## Written exercise
Copy all lines below containing "this".

## Dataset content
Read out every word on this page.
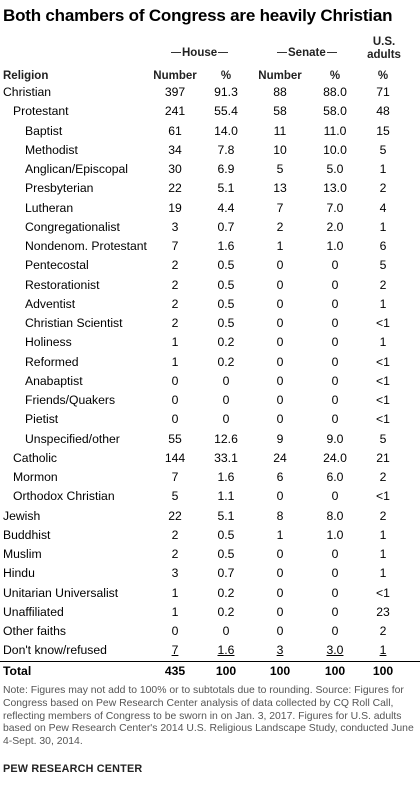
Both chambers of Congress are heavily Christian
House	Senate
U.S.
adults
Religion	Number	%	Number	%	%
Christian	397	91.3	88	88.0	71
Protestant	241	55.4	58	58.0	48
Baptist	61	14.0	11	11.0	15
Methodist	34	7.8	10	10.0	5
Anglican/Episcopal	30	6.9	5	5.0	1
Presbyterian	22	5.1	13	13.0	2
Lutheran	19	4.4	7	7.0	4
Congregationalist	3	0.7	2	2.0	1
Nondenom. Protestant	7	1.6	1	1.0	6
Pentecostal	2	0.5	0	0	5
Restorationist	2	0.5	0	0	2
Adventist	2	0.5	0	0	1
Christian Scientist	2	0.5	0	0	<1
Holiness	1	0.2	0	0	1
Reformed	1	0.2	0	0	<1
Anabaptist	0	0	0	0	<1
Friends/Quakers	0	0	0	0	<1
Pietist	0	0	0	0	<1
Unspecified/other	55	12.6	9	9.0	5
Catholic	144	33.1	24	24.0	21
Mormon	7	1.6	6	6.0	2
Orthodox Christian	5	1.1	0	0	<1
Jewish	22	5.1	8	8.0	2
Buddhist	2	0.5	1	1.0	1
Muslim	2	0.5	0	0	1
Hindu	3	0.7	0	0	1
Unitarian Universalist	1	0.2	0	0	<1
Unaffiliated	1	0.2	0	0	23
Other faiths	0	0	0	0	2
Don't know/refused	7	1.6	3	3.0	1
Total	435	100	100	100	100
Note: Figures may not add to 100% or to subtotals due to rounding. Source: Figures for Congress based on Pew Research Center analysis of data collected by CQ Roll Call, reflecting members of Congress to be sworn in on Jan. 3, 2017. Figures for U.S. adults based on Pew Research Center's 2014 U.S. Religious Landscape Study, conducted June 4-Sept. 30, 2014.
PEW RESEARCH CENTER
...
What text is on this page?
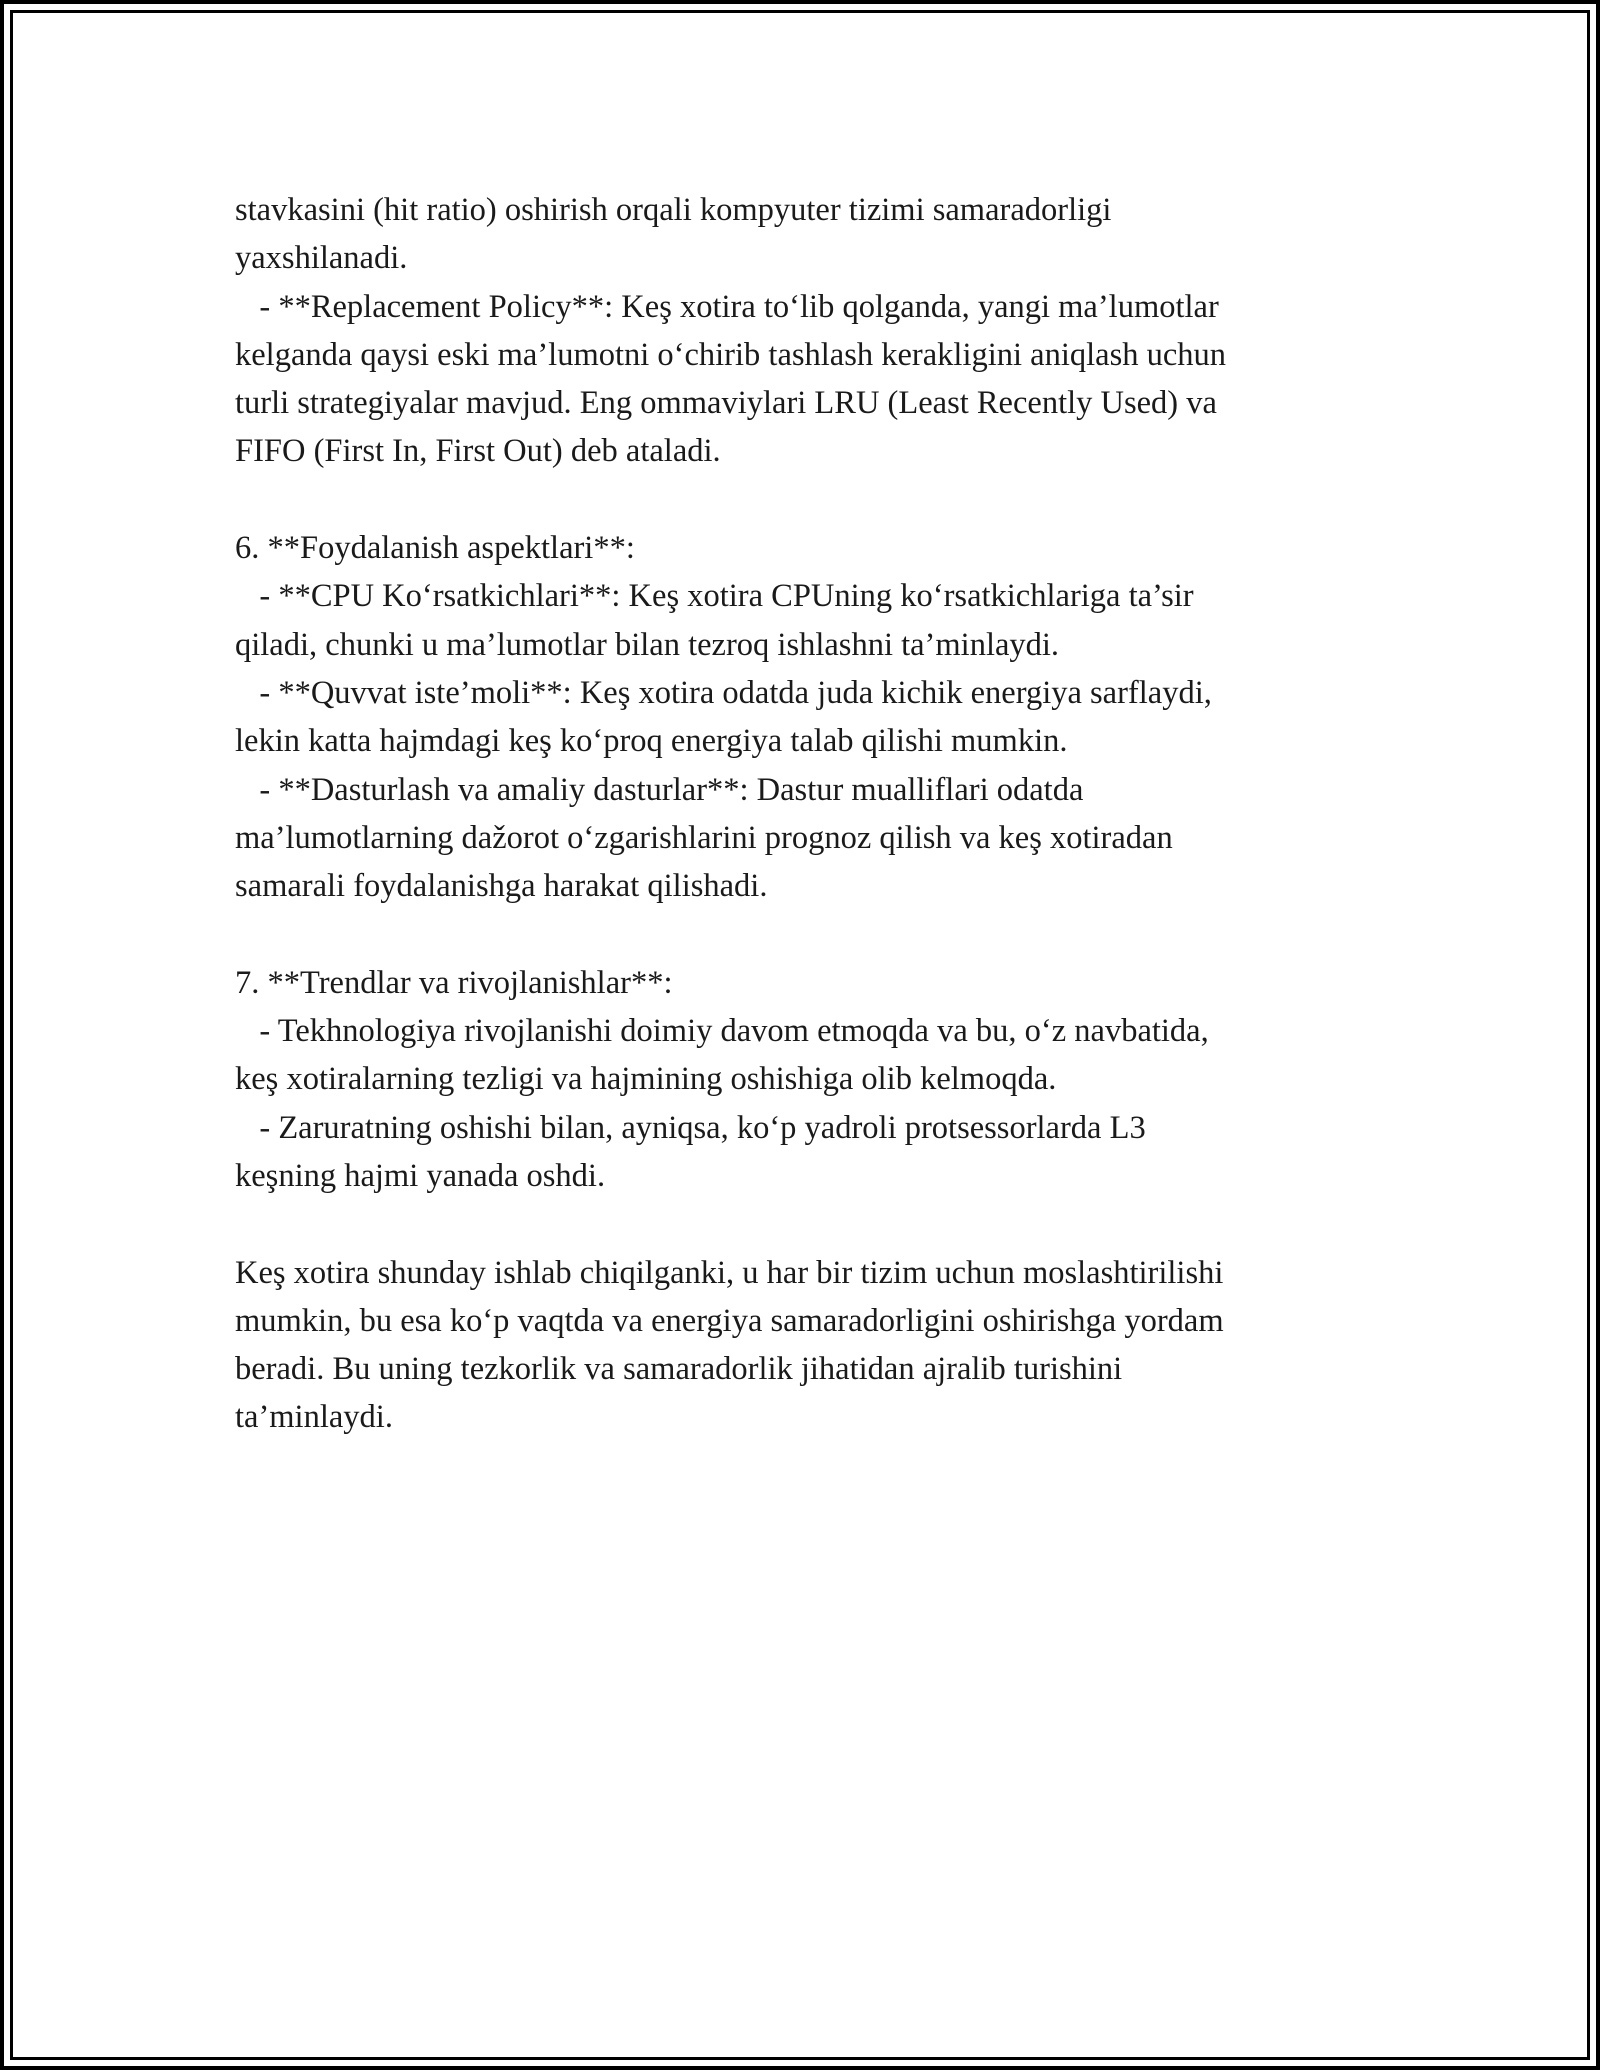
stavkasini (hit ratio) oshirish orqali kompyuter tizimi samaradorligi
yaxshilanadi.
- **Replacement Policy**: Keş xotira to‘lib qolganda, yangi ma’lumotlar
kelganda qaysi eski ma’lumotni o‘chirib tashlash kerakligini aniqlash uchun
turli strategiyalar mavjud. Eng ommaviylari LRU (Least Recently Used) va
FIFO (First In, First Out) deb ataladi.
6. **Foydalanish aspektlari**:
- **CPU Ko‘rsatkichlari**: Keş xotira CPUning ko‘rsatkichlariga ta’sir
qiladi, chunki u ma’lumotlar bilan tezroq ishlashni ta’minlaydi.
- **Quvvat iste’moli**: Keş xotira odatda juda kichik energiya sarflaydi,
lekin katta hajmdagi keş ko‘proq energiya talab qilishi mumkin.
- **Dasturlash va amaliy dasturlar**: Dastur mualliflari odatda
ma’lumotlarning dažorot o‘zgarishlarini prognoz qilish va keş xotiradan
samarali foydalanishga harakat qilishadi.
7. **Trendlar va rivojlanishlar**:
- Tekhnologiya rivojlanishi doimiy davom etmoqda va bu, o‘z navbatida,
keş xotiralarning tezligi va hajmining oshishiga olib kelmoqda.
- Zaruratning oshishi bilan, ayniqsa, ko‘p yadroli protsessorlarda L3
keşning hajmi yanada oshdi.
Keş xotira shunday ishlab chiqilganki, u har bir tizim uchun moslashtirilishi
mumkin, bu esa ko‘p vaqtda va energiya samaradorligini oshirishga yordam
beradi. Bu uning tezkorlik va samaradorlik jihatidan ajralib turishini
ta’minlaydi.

## Exercise solution
Read out every word on this page.
What text is on this page?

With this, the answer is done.